● **DOCUMENT EXTRACT**:
Torture and American Culture Part 2: American Elites

By LEYDEN ROVELO

Published: October 30, 2008

In part two of the forum “Torture and American Culture,” held at Fordham College at Lincoln Center (FCLC), experts in legal, religious, military and psychological fields denounced torture and examined the ways in which their professions contributed to shaping American policies on interrogational torture.

William Treanor, dean and professor of law at Fordham’s School of Law, discussed the role played by the Justice Department’s Office of Legal Counsel (OLC) in redefining torture.

The OLC is the ultimate legal advisor to the executive branch and is supposed to be particularly conservative in what it allows the executive office to do, Treanor said.

However, in 2002 the White House sought ways to allow the CIA to conduct more aggressive interrogations. The White House asked the OLC to look into the legalities of such a move, according to the Wall Street Journal.

In August 2002, the OLC responded with a memorandum that became known as the “torture memo.” The memo was part legal defense and part reinterpretation of interrogational torture. In defining torture as “anything short of organ failure,” the memo broadened the scope of interrogational methods that could be used. It also advised that legal arguments which centered on “necessity and self-defense could provide justifications that would eliminate any criminal liability” for the administration.

● **PROBLEMS**:
1 – According to the article on torture and American culture, how did the August 2002 OLC memo define torture?
2 – Carry the article on torture and American culture forward, picking up right after its final sentence.
The records after this article are separate material and have no connection to it.

● **ROWS**:

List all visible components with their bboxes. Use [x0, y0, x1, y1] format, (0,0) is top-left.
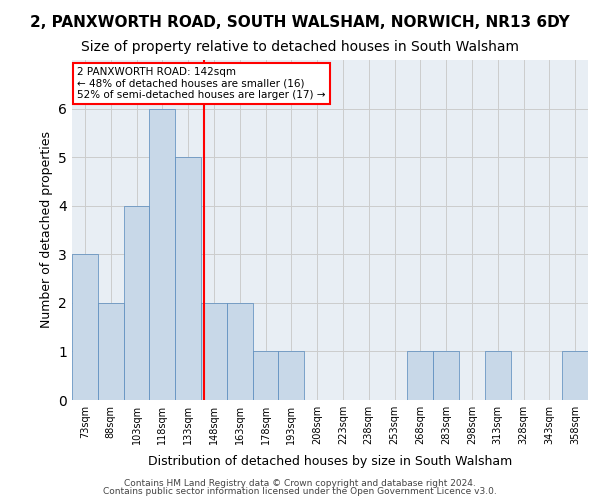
Text: Contains HM Land Registry data © Crown copyright and database right 2024.: Contains HM Land Registry data © Crown c…: [124, 478, 476, 488]
Bar: [407, 352, 433, 400]
Bar: [227, 303, 253, 400]
Text: 2 PANXWORTH ROAD: 142sqm
← 48% of detached houses are smaller (16)
52% of semi-d: 2 PANXWORTH ROAD: 142sqm ← 48% of detach…: [77, 67, 326, 100]
Text: Contains public sector information licensed under the Open Government Licence v3: Contains public sector information licen…: [103, 487, 497, 496]
Bar: [124, 206, 149, 400]
Bar: [278, 352, 304, 400]
Y-axis label: Number of detached properties: Number of detached properties: [40, 132, 53, 328]
Bar: [562, 352, 588, 400]
Bar: [149, 108, 175, 400]
Bar: [253, 352, 278, 400]
X-axis label: Distribution of detached houses by size in South Walsham: Distribution of detached houses by size …: [148, 456, 512, 468]
Bar: [98, 303, 124, 400]
Text: Size of property relative to detached houses in South Walsham: Size of property relative to detached ho…: [81, 40, 519, 54]
Text: 2, PANXWORTH ROAD, SOUTH WALSHAM, NORWICH, NR13 6DY: 2, PANXWORTH ROAD, SOUTH WALSHAM, NORWIC…: [30, 15, 570, 30]
Bar: [201, 303, 227, 400]
Bar: [433, 352, 459, 400]
Bar: [72, 254, 98, 400]
Bar: [485, 352, 511, 400]
Bar: [175, 157, 201, 400]
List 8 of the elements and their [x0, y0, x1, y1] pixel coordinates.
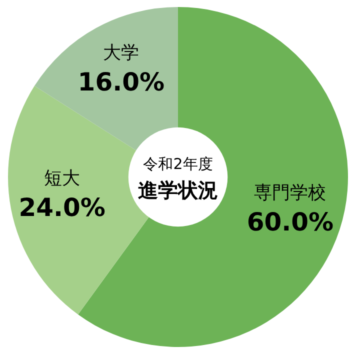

● **RESPONSE LIST**:
1 – As "anything short of organ failure."

2 –
These new interpretations of torture were dangerous, according to Patrick Lang, retired army colonel and president of Global Resources Group. “Soldiers are supposed to kill people and destroy things in the service of their government. The duty of the leadership is to teach [soldiers] that they are an instrument of the state and to act in accordance with [established] codes,” Lang said. “In disrupting these codes…you break  down their self respect as human beings, you break down their sense of identity as Americans…”

The code, which defines behavior for soldiers and the subsequent punishment for violations, is known as the Uniform Code of Military Justice.

With a government that was willing to encourage “this kind of nonsense” and with some of the Army leadership all too eager to comply, things went “to hell in a hand basket very quickly,” Lang said.

As news of more questionable interrogation tactics emerged in 2005, members of the American Psychological Association (APA) asked how the APA’s ethics codes applied to members in military and national security roles, said Stephen Benke, a speaker at the forum who is the director of the ethics office of the APA.
In September, the APA defined its position by stating that “psychologists may not work in settings that violate international law or the U.S. constitution unless they are working directly with a detainee or for a third party concerned with human rights,” Behnke said.

The APA’s position on torture is not debatable, Behnke said. He continued, “Torture and abuse are always unethical and always prohibited. There is never justification for torture.”

The panel encouraged members of professions involved in framing the debate on torture to help prevent future abuses by being more transparent.

“People should know more about our Army, the struggles in the legal profession, the APA’s point of view [and] the religious stance [on torture],” said moderator Fredrick Wertz, professor of psychology at Fordham.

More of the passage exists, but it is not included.